- _DIRECTIONS_: Write out the whole of the material exactly.

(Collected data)
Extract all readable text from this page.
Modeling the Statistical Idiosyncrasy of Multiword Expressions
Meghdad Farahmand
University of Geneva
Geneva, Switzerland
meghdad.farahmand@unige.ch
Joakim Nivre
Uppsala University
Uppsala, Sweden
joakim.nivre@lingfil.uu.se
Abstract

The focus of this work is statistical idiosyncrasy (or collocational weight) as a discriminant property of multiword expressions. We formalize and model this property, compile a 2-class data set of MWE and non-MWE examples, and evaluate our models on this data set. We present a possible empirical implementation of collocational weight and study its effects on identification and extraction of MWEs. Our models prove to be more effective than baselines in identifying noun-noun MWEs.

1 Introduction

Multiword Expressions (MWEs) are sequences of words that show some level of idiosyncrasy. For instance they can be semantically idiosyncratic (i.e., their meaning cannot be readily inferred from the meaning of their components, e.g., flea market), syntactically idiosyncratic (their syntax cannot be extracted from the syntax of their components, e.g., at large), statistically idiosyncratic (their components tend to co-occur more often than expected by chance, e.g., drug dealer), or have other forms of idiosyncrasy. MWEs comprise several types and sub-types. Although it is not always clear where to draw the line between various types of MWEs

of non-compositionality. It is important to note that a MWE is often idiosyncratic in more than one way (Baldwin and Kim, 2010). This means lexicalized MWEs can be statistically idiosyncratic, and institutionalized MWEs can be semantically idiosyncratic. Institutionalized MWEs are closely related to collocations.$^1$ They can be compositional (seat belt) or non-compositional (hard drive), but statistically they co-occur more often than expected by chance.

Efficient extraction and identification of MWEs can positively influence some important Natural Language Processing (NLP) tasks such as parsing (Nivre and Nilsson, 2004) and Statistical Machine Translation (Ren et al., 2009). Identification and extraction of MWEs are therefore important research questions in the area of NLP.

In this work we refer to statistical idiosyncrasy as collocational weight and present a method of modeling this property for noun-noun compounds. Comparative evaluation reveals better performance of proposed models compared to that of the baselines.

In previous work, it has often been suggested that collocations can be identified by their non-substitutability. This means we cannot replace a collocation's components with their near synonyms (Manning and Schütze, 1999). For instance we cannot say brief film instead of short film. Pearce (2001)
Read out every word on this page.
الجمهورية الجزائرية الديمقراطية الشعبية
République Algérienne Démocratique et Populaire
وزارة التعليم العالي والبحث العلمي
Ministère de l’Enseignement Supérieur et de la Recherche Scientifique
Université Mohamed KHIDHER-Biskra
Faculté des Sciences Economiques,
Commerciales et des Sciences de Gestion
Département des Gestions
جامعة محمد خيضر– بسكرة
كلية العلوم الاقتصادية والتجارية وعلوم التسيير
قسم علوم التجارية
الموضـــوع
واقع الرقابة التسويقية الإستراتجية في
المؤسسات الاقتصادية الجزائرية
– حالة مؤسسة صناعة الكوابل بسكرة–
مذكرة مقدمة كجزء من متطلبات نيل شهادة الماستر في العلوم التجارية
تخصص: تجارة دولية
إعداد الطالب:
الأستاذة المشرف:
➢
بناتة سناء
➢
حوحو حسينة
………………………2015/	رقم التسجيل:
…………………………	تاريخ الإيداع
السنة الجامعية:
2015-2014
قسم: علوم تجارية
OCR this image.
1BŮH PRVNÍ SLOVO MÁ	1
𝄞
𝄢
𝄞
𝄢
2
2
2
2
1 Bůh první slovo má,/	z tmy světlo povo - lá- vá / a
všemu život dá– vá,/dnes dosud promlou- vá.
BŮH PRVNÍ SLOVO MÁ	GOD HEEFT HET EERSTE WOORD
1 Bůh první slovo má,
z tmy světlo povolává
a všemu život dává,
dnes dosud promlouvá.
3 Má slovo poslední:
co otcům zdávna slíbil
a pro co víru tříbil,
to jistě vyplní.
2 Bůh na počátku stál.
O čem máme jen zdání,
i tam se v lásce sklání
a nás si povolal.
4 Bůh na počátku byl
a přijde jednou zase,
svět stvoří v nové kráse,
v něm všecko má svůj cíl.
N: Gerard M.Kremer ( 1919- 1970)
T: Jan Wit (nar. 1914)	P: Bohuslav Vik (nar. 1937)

- _SOLUTION BELOW_:
Extract all readable text from this page.
Modeling the Statistical Idiosyncrasy of Multiword Expressions
Meghdad Farahmand
University of Geneva
Geneva, Switzerland
meghdad.farahmand@unige.ch
Joakim Nivre
Uppsala University
Uppsala, Sweden
joakim.nivre@lingfil.uu.se
Abstract

The focus of this work is statistical idiosyncrasy (or collocational weight) as a discriminant property of multiword expressions. We formalize and model this property, compile a 2-class data set of MWE and non-MWE examples, and evaluate our models on this data set. We present a possible empirical implementation of collocational weight and study its effects on identification and extraction of MWEs. Our models prove to be more effective than baselines in identifying noun-noun MWEs.

1 Introduction

Multiword Expressions (MWEs) are sequences of words that show some level of idiosyncrasy. For instance they can be semantically idiosyncratic (i.e., their meaning cannot be readily inferred from the meaning of their components, e.g., flea market), syntactically idiosyncratic (their syntax cannot be extracted from the syntax of their components, e.g., at large), statistically idiosyncratic (their components tend to co-occur more often than expected by chance, e.g., drug dealer), or have other forms of idiosyncrasy. MWEs comprise several types and sub-types. Although it is not always clear where to draw the line between various types of MWEs

of non-compositionality. It is important to note that a MWE is often idiosyncratic in more than one way (Baldwin and Kim, 2010). This means lexicalized MWEs can be statistically idiosyncratic, and institutionalized MWEs can be semantically idiosyncratic. Institutionalized MWEs are closely related to collocations.$^1$ They can be compositional (seat belt) or non-compositional (hard drive), but statistically they co-occur more often than expected by chance.

Efficient extraction and identification of MWEs can positively influence some important Natural Language Processing (NLP) tasks such as parsing (Nivre and Nilsson, 2004) and Statistical Machine Translation (Ren et al., 2009). Identification and extraction of MWEs are therefore important research questions in the area of NLP.

In this work we refer to statistical idiosyncrasy as collocational weight and present a method of modeling this property for noun-noun compounds. Comparative evaluation reveals better performance of proposed models compared to that of the baselines.

In previous work, it has often been suggested that collocations can be identified by their non-substitutability. This means we cannot replace a collocation's components with their near synonyms (Manning and Schütze, 1999). For instance we cannot say brief film instead of short film. Pearce (2001)
Read out every word on this page.
الجمهورية الجزائرية الديمقراطية الشعبية
République Algérienne Démocratique et Populaire
وزارة التعليم العالي والبحث العلمي
Ministère de l’Enseignement Supérieur et de la Recherche Scientifique
Université Mohamed KHIDHER-Biskra
Faculté des Sciences Economiques,
Commerciales et des Sciences de Gestion
Département des Gestions
جامعة محمد خيضر– بسكرة
كلية العلوم الاقتصادية والتجارية وعلوم التسيير
قسم علوم التجارية
الموضـــوع
واقع الرقابة التسويقية الإستراتجية في
المؤسسات الاقتصادية الجزائرية
– حالة مؤسسة صناعة الكوابل بسكرة–
مذكرة مقدمة كجزء من متطلبات نيل شهادة الماستر في العلوم التجارية
تخصص: تجارة دولية
إعداد الطالب:
الأستاذة المشرف:
➢
بناتة سناء
➢
حوحو حسينة
………………………2015/	رقم التسجيل:
…………………………	تاريخ الإيداع
السنة الجامعية:
2015-2014
قسم: علوم تجارية
OCR this image.
1BŮH PRVNÍ SLOVO MÁ	1
𝄞
𝄢
𝄞
𝄢
2
2
2
2
1 Bůh první slovo má,/	z tmy světlo povo - lá- vá / a
všemu život dá– vá,/dnes dosud promlou- vá.
BŮH PRVNÍ SLOVO MÁ	GOD HEEFT HET EERSTE WOORD
1 Bůh první slovo má,
z tmy světlo povolává
a všemu život dává,
dnes dosud promlouvá.
3 Má slovo poslední:
co otcům zdávna slíbil
a pro co víru tříbil,
to jistě vyplní.
2 Bůh na počátku stál.
O čem máme jen zdání,
i tam se v lásce sklání
a nás si povolal.
4 Bůh na počátku byl
a přijde jednou zase,
svět stvoří v nové kráse,
v něm všecko má svůj cíl.
N: Gerard M.Kremer ( 1919- 1970)
T: Jan Wit (nar. 1914)	P: Bohuslav Vik (nar. 1937)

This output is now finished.